WHAT THE EXERCISE ASKS
In the electric carving knife discussion, what brand of knife did Anthony buy, and about how much did he pay?

TEXT SEGMENT
Electric carving knife

Discussion in 'Food and nutrition' started by Anthony, Mar 19, 2006.

  1. Anthony

    Anthony Guest

    Not much for gadgets, I've a food processor which I use mainly to make
    mayonnaise and that's about it. But having acquired a whole smoked ham
    I decided to try an electric carving knife, went to Bed Bath and Beyond
    and bought a Cuisinart job for about $50. The manual made it sound as
    complicated as running a Moon shot, but actually it's quite simple and
    the blades go in the dishwasher. And boy did it make short work of the
    ham, perfectly even slices fairly fell away. I probably won't use it
    much as there's just two of us, but for a big slicing job it's the nuts!
     
    Tags:


  2. On Sun 19 Mar 2006 11:20:01a, Thus Spake Zarathustra, or was it Anthony?

    > Not much for gadgets, I've a food processor which I use mainly to make
    > mayonnaise and that's about it. But having acquired a whole smoked ham
    > I decided to try an electric carving knife, went to Bed Bath and Beyond
    > and bought a Cuisinart job for about $50. The manual made it sound as
    > complicated as running a Moon shot, but actually it's quite simple and
    > the blades go in the dishwasher. And boy did it make short work of the
    > ham, perfectly even slices fairly fell away. I probably won't use it
    > much as there's just two of us, but for a big slicing job it's the nuts!


    My parents bought me a Hamilton Beach electric knife backin the 1960s and I
    still use it. I've never used it on a daily basis, but I find it
    indispensable for certain slicing/carving jobs. For example, I never roast a
    whole turkey, just a bone-in breast. I removed the breast sections from the
    bone entirely, then slice them entirely with the electric knife. Likewise,
    great for slicing ham and beef roasts. Also very useful for slicing homemade
    breads, making neat uniform slices that are never torn.

    --
    Wayne Boatwright o¿o
    ____________________

    BIOYA
     
  3. Dee Randall

    Dee Randall Guest

    "Wayne Boatwright" <wayneboatwright_at_gmail.com> wrote in message
    >
    > My parents bought me a Hamilton Beach electric knife backin the 1960s and
    > I
    > still use it. I've never used it on a daily basis, but I find it
    > indispensable for certain slicing/carving jobs. For example, I never
    > roast a
    > whole turkey, just a bone-in breast. I removed the breast sections from
    > the
    > bone entirely, then slice them entirely with the electric knife.
    > Likewise,
    > great for slicing ham and beef roasts. Also very useful for slicing
    > homemade
    > breads, making neat uniform slices that are never torn.

RECORDS SUPPLIED
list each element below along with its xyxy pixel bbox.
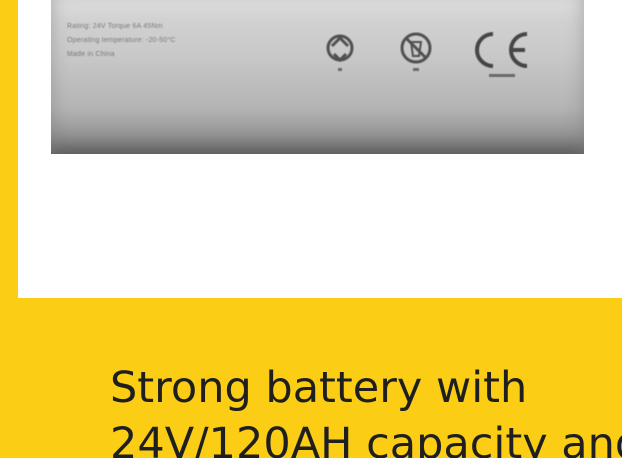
caption-line-2: 24V/120AH capacity and bbox=[110, 419, 622, 458]
battery-label-line: Rating: 24V Torque 6A 45Nm bbox=[67, 23, 163, 30]
battery-label-line: Made in China bbox=[67, 51, 115, 58]
ce-mark-icon bbox=[465, 28, 535, 83]
certification-icons bbox=[320, 28, 540, 88]
product-page: Rating: 24V Torque 6A 45Nm Operating tem… bbox=[0, 0, 622, 458]
recycle-icon bbox=[320, 28, 360, 78]
battery-label-line: Operating temperature: -20-50°C bbox=[67, 37, 176, 44]
weee-icon bbox=[396, 28, 436, 78]
caption-line-1: Strong battery with bbox=[110, 363, 528, 413]
battery-label-text: Rating: 24V Torque 6A 45Nm Operating tem… bbox=[67, 20, 307, 84]
battery-label-photo: Rating: 24V Torque 6A 45Nm Operating tem… bbox=[51, 0, 584, 154]
product-caption: Strong battery with 24V/120AH capacity a… bbox=[110, 360, 622, 458]
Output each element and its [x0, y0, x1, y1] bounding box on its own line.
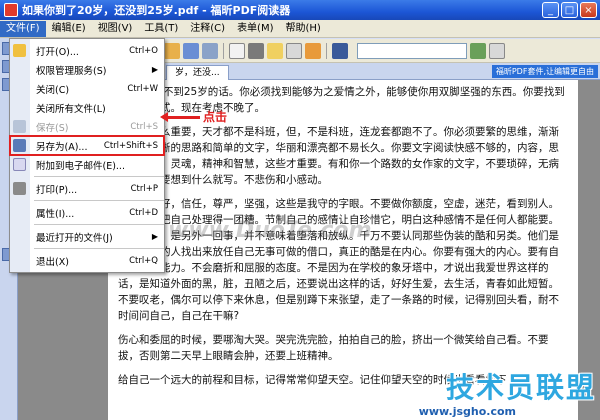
- doc-paragraph: 聪明，美好，信任，尊严，坚强，这些是我守的字眼。不要做你额度，空虚，迷茫，看到别…: [118, 198, 559, 322]
- submenu-arrow-icon: ▶: [151, 232, 158, 241]
- submenu-arrow-icon: ▶: [151, 65, 158, 74]
- menu-item-print[interactable]: 打印(P)... Ctrl+P: [10, 179, 164, 198]
- title-bar: 如果你到了20岁，还没到25岁.pdf - 福昕PDF阅读器 _ □ ×: [0, 0, 600, 20]
- doc-paragraph: 学历有什么重要，天才都不是科班，但，不是科班，连龙套都跑不了。你必须要繁的思维，…: [118, 126, 559, 186]
- logo-url: www.jsgho.com: [418, 405, 516, 418]
- menu-item-close-all[interactable]: 关闭所有文件(L): [10, 98, 164, 117]
- pencil-icon[interactable]: [305, 42, 321, 59]
- menu-form[interactable]: 表单(M): [231, 21, 279, 37]
- minimize-button[interactable]: _: [542, 2, 559, 18]
- find-binoculars-icon[interactable]: [332, 42, 348, 59]
- toolbar: [160, 39, 600, 63]
- menu-item-save: 保存(S) Ctrl+S: [10, 117, 164, 136]
- menu-comment[interactable]: 注释(C): [184, 21, 231, 37]
- menu-item-recent-files[interactable]: 最近打开的文件(J) ▶: [10, 227, 164, 246]
- menu-item-rms[interactable]: 权限管理服务(S) ▶: [10, 60, 164, 79]
- menu-item-exit[interactable]: 退出(X) Ctrl+Q: [10, 251, 164, 270]
- document-tab-strip: 岁，还没... 福昕PDF套件,让编辑更自由: [160, 63, 600, 80]
- site-watermark: www.DuoTe.com: [168, 218, 372, 243]
- menu-item-save-as[interactable]: 另存为(A)... Ctrl+Shift+S: [9, 135, 165, 156]
- page-icon[interactable]: [229, 42, 245, 59]
- menu-separator: [34, 176, 164, 177]
- hand-tool-icon[interactable]: [164, 42, 180, 59]
- maximize-button[interactable]: □: [561, 2, 578, 18]
- callout-arrow-icon: [160, 112, 200, 122]
- menu-separator: [34, 200, 164, 201]
- menu-tools[interactable]: 工具(T): [138, 21, 184, 37]
- menu-item-email[interactable]: 附加到电子邮件(E)...: [10, 155, 164, 174]
- save-disk-icon: [13, 120, 26, 133]
- window-controls: _ □ ×: [542, 2, 597, 18]
- select-text-icon[interactable]: [183, 42, 199, 59]
- window-title: 如果你到了20岁，还没到25岁.pdf - 福昕PDF阅读器: [22, 4, 291, 17]
- foxit-app-icon: [4, 3, 18, 17]
- email-icon: [13, 158, 26, 171]
- open-folder-icon: [13, 44, 26, 57]
- doc-paragraph: 了20岁还不到25岁的话。你必须找到能够为之爱情之外，能够使你用双脚坚强的东西。…: [118, 86, 565, 114]
- file-menu-dropdown: 打开(O)... Ctrl+O 权限管理服务(S) ▶ 关闭(C) Ctrl+W…: [9, 38, 165, 273]
- logo-name: 技术员联盟: [445, 371, 596, 404]
- promo-banner[interactable]: 福昕PDF套件,让编辑更自由: [491, 65, 598, 78]
- close-button[interactable]: ×: [580, 2, 597, 18]
- menu-separator: [34, 248, 164, 249]
- menu-file[interactable]: 文件(F): [0, 20, 46, 37]
- printer-icon: [13, 182, 26, 195]
- document-tab[interactable]: 岁，还没...: [166, 65, 229, 80]
- find-next-icon[interactable]: [470, 42, 486, 59]
- search-input[interactable]: [357, 42, 467, 59]
- menu-bar: 文件(F) 编辑(E) 视图(V) 工具(T) 注释(C) 表单(M) 帮助(H…: [0, 20, 600, 38]
- toolbar-separator: [223, 42, 224, 59]
- toolbar-separator: [326, 42, 327, 59]
- zoom-icon[interactable]: [267, 42, 283, 59]
- typewriter-icon[interactable]: [286, 42, 302, 59]
- menu-view[interactable]: 视图(V): [92, 21, 139, 37]
- menu-item-open[interactable]: 打开(O)... Ctrl+O: [10, 41, 164, 60]
- camera-icon[interactable]: [248, 42, 264, 59]
- menu-item-properties[interactable]: 属性(I)... Ctrl+D: [10, 203, 164, 222]
- menu-item-close[interactable]: 关闭(C) Ctrl+W: [10, 79, 164, 98]
- menu-separator: [34, 224, 164, 225]
- save-as-icon: [13, 139, 26, 152]
- callout-label: 点击: [203, 110, 228, 124]
- search-options-icon[interactable]: [489, 42, 505, 59]
- menu-edit[interactable]: 编辑(E): [46, 21, 92, 37]
- snapshot-icon[interactable]: [202, 42, 218, 59]
- site-logo: 技术员联盟 www.jsgho.com: [356, 360, 596, 418]
- menu-help[interactable]: 帮助(H): [280, 21, 327, 37]
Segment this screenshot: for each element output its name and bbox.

REPLY
A Cuisinart, for about $50.